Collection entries
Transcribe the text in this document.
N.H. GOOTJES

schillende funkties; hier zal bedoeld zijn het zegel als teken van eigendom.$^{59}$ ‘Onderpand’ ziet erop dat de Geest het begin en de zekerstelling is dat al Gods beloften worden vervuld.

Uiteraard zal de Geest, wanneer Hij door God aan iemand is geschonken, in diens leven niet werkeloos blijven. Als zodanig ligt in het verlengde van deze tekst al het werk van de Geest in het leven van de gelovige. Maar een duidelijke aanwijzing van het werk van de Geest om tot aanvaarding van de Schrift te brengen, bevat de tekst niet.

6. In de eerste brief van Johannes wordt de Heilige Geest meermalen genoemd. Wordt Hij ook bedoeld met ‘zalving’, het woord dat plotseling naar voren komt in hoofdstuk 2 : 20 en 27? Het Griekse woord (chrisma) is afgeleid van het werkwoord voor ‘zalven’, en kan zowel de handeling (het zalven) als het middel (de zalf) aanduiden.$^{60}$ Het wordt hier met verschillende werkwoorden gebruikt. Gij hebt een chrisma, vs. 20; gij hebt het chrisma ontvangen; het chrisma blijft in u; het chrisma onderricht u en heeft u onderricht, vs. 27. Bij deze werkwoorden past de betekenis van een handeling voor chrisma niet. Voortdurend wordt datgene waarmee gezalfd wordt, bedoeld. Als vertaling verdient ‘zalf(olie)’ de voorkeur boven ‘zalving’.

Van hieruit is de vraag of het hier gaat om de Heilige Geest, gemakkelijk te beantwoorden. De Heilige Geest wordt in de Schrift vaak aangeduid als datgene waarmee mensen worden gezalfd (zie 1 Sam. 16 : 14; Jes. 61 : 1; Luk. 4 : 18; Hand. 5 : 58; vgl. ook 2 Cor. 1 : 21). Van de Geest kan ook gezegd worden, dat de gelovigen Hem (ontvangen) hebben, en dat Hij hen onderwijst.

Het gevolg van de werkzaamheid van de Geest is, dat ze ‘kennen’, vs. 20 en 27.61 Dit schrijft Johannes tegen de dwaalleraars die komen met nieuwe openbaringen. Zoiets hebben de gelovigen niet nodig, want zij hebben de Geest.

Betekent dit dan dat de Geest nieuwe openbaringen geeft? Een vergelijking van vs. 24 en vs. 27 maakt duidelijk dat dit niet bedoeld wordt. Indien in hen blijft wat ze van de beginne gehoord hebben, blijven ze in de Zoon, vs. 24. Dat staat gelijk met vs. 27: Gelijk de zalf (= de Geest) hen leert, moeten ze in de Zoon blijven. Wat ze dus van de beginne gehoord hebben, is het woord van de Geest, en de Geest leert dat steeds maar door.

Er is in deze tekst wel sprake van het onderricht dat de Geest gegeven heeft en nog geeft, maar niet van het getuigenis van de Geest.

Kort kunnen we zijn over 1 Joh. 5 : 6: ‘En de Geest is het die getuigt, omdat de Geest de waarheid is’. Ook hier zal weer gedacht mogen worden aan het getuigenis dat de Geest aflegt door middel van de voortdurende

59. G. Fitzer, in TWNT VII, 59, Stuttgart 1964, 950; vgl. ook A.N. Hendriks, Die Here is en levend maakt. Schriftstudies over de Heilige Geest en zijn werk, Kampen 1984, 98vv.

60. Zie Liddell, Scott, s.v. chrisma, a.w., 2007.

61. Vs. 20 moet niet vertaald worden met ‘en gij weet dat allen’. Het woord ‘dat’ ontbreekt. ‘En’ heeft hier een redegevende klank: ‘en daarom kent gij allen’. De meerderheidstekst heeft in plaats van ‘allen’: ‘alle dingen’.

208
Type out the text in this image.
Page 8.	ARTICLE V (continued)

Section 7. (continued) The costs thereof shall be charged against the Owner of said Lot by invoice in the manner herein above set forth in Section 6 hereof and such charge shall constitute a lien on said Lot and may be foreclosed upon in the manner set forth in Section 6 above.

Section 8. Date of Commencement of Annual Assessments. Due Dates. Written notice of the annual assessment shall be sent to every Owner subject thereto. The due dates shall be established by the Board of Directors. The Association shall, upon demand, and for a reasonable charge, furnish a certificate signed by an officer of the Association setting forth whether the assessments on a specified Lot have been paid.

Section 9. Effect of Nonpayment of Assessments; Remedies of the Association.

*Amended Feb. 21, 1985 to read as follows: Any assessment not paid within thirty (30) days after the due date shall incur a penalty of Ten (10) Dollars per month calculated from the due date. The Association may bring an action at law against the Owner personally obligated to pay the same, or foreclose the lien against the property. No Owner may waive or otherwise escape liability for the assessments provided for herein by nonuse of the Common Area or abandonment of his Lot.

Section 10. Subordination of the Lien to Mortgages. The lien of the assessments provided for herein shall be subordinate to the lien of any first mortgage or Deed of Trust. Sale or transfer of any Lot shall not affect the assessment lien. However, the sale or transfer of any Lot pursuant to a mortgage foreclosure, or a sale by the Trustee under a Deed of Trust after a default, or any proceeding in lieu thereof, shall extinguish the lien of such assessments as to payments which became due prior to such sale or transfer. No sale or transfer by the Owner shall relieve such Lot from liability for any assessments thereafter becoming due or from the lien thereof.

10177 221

WRITTEN PROBLEM
Every entry needs to be retyped exactly.

THE REPLY
Transcribe the text in this document.
N.H. GOOTJES

schillende funkties; hier zal bedoeld zijn het zegel als teken van eigendom.$^{59}$ ‘Onderpand’ ziet erop dat de Geest het begin en de zekerstelling is dat al Gods beloften worden vervuld.

Uiteraard zal de Geest, wanneer Hij door God aan iemand is geschonken, in diens leven niet werkeloos blijven. Als zodanig ligt in het verlengde van deze tekst al het werk van de Geest in het leven van de gelovige. Maar een duidelijke aanwijzing van het werk van de Geest om tot aanvaarding van de Schrift te brengen, bevat de tekst niet.

6. In de eerste brief van Johannes wordt de Heilige Geest meermalen genoemd. Wordt Hij ook bedoeld met ‘zalving’, het woord dat plotseling naar voren komt in hoofdstuk 2 : 20 en 27? Het Griekse woord (chrisma) is afgeleid van het werkwoord voor ‘zalven’, en kan zowel de handeling (het zalven) als het middel (de zalf) aanduiden.$^{60}$ Het wordt hier met verschillende werkwoorden gebruikt. Gij hebt een chrisma, vs. 20; gij hebt het chrisma ontvangen; het chrisma blijft in u; het chrisma onderricht u en heeft u onderricht, vs. 27. Bij deze werkwoorden past de betekenis van een handeling voor chrisma niet. Voortdurend wordt datgene waarmee gezalfd wordt, bedoeld. Als vertaling verdient ‘zalf(olie)’ de voorkeur boven ‘zalving’.

Van hieruit is de vraag of het hier gaat om de Heilige Geest, gemakkelijk te beantwoorden. De Heilige Geest wordt in de Schrift vaak aangeduid als datgene waarmee mensen worden gezalfd (zie 1 Sam. 16 : 14; Jes. 61 : 1; Luk. 4 : 18; Hand. 5 : 58; vgl. ook 2 Cor. 1 : 21). Van de Geest kan ook gezegd worden, dat de gelovigen Hem (ontvangen) hebben, en dat Hij hen onderwijst.

Het gevolg van de werkzaamheid van de Geest is, dat ze ‘kennen’, vs. 20 en 27.61 Dit schrijft Johannes tegen de dwaalleraars die komen met nieuwe openbaringen. Zoiets hebben de gelovigen niet nodig, want zij hebben de Geest.

Betekent dit dan dat de Geest nieuwe openbaringen geeft? Een vergelijking van vs. 24 en vs. 27 maakt duidelijk dat dit niet bedoeld wordt. Indien in hen blijft wat ze van de beginne gehoord hebben, blijven ze in de Zoon, vs. 24. Dat staat gelijk met vs. 27: Gelijk de zalf (= de Geest) hen leert, moeten ze in de Zoon blijven. Wat ze dus van de beginne gehoord hebben, is het woord van de Geest, en de Geest leert dat steeds maar door.

Er is in deze tekst wel sprake van het onderricht dat de Geest gegeven heeft en nog geeft, maar niet van het getuigenis van de Geest.

Kort kunnen we zijn over 1 Joh. 5 : 6: ‘En de Geest is het die getuigt, omdat de Geest de waarheid is’. Ook hier zal weer gedacht mogen worden aan het getuigenis dat de Geest aflegt door middel van de voortdurende

59. G. Fitzer, in TWNT VII, 59, Stuttgart 1964, 950; vgl. ook A.N. Hendriks, Die Here is en levend maakt. Schriftstudies over de Heilige Geest en zijn werk, Kampen 1984, 98vv.

60. Zie Liddell, Scott, s.v. chrisma, a.w., 2007.

61. Vs. 20 moet niet vertaald worden met ‘en gij weet dat allen’. Het woord ‘dat’ ontbreekt. ‘En’ heeft hier een redegevende klank: ‘en daarom kent gij allen’. De meerderheidstekst heeft in plaats van ‘allen’: ‘alle dingen’.

208
Type out the text in this image.
Page 8.	ARTICLE V (continued)

Section 7. (continued) The costs thereof shall be charged against the Owner of said Lot by invoice in the manner herein above set forth in Section 6 hereof and such charge shall constitute a lien on said Lot and may be foreclosed upon in the manner set forth in Section 6 above.

Section 8. Date of Commencement of Annual Assessments. Due Dates. Written notice of the annual assessment shall be sent to every Owner subject thereto. The due dates shall be established by the Board of Directors. The Association shall, upon demand, and for a reasonable charge, furnish a certificate signed by an officer of the Association setting forth whether the assessments on a specified Lot have been paid.

Section 9. Effect of Nonpayment of Assessments; Remedies of the Association.

*Amended Feb. 21, 1985 to read as follows: Any assessment not paid within thirty (30) days after the due date shall incur a penalty of Ten (10) Dollars per month calculated from the due date. The Association may bring an action at law against the Owner personally obligated to pay the same, or foreclose the lien against the property. No Owner may waive or otherwise escape liability for the assessments provided for herein by nonuse of the Common Area or abandonment of his Lot.

Section 10. Subordination of the Lien to Mortgages. The lien of the assessments provided for herein shall be subordinate to the lien of any first mortgage or Deed of Trust. Sale or transfer of any Lot shall not affect the assessment lien. However, the sale or transfer of any Lot pursuant to a mortgage foreclosure, or a sale by the Trustee under a Deed of Trust after a default, or any proceeding in lieu thereof, shall extinguish the lien of such assessments as to payments which became due prior to such sale or transfer. No sale or transfer by the Owner shall relieve such Lot from liability for any assessments thereafter becoming due or from the lien thereof.

10177 221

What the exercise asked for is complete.